Go through the records and show each line where the word "オープンなコミュニケーション" occurs.

** start DATA **

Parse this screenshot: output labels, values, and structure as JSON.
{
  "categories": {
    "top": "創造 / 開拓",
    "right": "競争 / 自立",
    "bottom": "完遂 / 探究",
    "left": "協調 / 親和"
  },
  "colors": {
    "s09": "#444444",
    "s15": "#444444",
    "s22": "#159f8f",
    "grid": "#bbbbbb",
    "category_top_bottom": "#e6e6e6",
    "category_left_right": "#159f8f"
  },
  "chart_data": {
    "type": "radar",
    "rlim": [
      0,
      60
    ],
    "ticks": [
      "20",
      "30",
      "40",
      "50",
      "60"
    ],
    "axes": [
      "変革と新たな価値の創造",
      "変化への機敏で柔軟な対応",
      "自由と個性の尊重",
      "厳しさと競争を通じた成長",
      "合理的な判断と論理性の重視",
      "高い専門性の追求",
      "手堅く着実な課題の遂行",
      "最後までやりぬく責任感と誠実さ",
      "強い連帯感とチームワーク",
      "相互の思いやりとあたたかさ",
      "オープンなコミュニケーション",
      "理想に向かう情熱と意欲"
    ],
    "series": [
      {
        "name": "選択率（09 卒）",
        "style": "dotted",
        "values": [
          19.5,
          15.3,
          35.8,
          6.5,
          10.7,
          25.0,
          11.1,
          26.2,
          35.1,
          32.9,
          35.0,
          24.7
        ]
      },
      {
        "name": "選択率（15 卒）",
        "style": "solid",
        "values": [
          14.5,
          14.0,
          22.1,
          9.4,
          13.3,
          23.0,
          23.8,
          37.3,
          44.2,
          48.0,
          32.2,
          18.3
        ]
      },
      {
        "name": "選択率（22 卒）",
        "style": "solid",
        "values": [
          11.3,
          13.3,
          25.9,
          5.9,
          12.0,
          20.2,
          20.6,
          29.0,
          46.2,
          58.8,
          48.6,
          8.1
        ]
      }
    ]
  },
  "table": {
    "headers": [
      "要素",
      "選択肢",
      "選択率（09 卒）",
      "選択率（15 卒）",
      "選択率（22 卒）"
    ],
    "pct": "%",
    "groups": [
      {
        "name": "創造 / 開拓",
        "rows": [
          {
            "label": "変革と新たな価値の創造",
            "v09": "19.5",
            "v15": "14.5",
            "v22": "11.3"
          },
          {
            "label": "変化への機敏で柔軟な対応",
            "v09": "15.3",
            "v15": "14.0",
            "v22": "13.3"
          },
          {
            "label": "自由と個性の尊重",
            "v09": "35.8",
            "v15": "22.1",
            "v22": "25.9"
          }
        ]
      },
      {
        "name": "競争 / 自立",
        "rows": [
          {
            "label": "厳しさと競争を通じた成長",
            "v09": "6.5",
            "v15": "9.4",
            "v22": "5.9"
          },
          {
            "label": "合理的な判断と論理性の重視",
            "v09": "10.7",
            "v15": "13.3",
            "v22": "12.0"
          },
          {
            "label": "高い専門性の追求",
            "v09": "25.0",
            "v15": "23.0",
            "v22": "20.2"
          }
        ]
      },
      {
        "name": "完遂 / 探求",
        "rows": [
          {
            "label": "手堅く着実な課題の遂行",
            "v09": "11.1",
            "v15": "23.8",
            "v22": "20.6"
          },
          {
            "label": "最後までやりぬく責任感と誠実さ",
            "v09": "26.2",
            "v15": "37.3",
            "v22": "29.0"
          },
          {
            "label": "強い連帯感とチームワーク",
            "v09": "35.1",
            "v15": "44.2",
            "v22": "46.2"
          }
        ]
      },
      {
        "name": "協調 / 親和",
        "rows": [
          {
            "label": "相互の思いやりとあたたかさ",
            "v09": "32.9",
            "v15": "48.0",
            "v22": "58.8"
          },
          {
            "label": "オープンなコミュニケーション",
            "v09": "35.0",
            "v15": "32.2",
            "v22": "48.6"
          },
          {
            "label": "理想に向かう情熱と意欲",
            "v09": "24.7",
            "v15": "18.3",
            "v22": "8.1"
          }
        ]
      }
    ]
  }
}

** end DATA **
** start DATA **

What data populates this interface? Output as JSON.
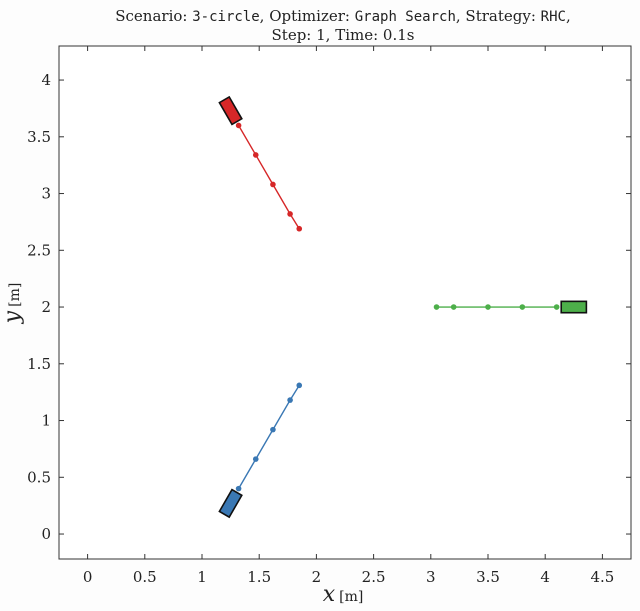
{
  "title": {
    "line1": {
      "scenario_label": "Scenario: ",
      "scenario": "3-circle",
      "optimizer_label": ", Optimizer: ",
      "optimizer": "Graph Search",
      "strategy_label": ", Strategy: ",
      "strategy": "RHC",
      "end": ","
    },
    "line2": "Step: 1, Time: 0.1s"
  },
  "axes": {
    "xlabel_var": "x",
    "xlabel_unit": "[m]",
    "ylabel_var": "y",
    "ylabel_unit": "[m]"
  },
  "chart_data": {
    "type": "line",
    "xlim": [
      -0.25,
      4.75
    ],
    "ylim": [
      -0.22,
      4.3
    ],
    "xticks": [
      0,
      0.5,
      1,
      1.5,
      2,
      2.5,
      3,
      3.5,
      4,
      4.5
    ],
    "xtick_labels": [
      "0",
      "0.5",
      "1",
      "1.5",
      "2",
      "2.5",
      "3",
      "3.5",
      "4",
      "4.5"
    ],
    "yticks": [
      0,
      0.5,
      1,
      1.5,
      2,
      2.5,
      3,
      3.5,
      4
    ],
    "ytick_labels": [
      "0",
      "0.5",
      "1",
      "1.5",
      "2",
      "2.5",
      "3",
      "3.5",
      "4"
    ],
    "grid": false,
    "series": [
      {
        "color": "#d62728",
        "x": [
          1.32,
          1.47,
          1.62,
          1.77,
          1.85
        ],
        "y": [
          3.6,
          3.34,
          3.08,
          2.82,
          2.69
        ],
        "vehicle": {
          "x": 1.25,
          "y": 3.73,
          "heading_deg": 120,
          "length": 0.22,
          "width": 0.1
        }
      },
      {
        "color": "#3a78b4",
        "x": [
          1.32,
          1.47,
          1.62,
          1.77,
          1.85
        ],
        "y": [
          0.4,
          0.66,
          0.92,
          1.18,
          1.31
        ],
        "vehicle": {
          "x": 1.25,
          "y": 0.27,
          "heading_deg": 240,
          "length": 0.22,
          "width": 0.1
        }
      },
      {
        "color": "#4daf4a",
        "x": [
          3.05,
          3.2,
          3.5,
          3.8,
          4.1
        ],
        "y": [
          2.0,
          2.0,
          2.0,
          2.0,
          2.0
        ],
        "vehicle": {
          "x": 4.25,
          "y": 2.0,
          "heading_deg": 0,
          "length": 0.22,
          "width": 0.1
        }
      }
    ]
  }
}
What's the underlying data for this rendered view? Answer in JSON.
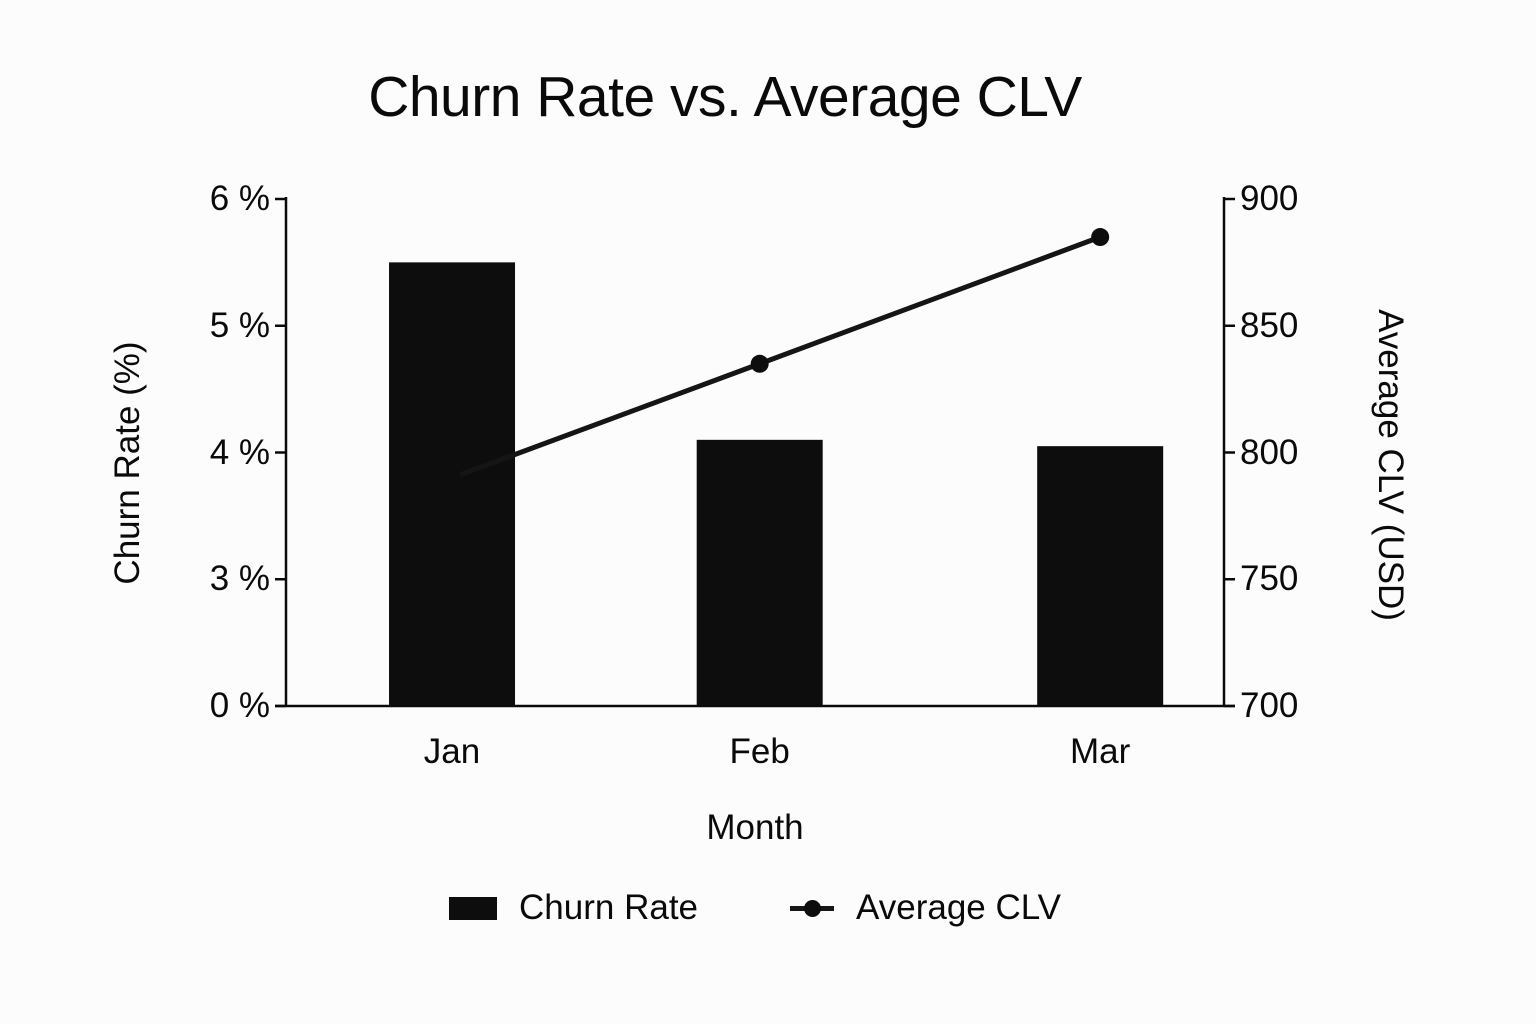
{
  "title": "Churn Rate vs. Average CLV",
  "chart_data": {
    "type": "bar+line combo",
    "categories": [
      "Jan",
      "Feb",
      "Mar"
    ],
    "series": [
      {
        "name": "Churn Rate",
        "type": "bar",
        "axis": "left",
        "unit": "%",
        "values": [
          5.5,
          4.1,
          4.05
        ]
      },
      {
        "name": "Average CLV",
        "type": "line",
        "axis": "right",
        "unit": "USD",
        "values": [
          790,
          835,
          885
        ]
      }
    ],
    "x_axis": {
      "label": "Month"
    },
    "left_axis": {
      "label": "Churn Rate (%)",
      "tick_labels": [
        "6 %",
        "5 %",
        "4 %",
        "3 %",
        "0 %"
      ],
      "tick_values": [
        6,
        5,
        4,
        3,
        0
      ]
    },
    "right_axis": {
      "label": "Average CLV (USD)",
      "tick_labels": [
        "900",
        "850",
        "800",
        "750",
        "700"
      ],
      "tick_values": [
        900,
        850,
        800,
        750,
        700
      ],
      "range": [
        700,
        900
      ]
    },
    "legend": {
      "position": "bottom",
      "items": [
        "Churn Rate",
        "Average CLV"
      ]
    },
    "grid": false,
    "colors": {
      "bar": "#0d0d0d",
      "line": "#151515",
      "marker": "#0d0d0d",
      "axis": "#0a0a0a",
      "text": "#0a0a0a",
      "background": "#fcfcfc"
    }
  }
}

** end DATA **

__RIGHT ANSWER__:
      "オープンなコミュニケーション",
            "label": "オープンなコミュニケーション",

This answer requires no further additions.